┌────────

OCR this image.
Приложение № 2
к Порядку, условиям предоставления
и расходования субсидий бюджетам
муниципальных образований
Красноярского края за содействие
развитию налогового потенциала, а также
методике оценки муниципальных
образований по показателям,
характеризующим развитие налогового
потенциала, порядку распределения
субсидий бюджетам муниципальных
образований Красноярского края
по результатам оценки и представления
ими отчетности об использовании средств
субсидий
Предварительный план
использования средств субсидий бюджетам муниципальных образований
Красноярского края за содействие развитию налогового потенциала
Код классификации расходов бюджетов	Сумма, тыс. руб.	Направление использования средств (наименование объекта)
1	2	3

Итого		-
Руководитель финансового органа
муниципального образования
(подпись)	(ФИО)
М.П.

└────────

TASK DETAILS: Extract each entry in full and write it down exactly.

OUTPUT FOR THIS TASK:
OCR this image.
Приложение № 2
к Порядку, условиям предоставления
и расходования субсидий бюджетам
муниципальных образований
Красноярского края за содействие
развитию налогового потенциала, а также
методике оценки муниципальных
образований по показателям,
характеризующим развитие налогового
потенциала, порядку распределения
субсидий бюджетам муниципальных
образований Красноярского края
по результатам оценки и представления
ими отчетности об использовании средств
субсидий
Предварительный план
использования средств субсидий бюджетам муниципальных образований
Красноярского края за содействие развитию налогового потенциала
Код классификации расходов бюджетов	Сумма, тыс. руб.	Направление использования средств (наименование объекта)
1	2	3

Итого		-
Руководитель финансового органа
муниципального образования
(подпись)	(ФИО)
М.П.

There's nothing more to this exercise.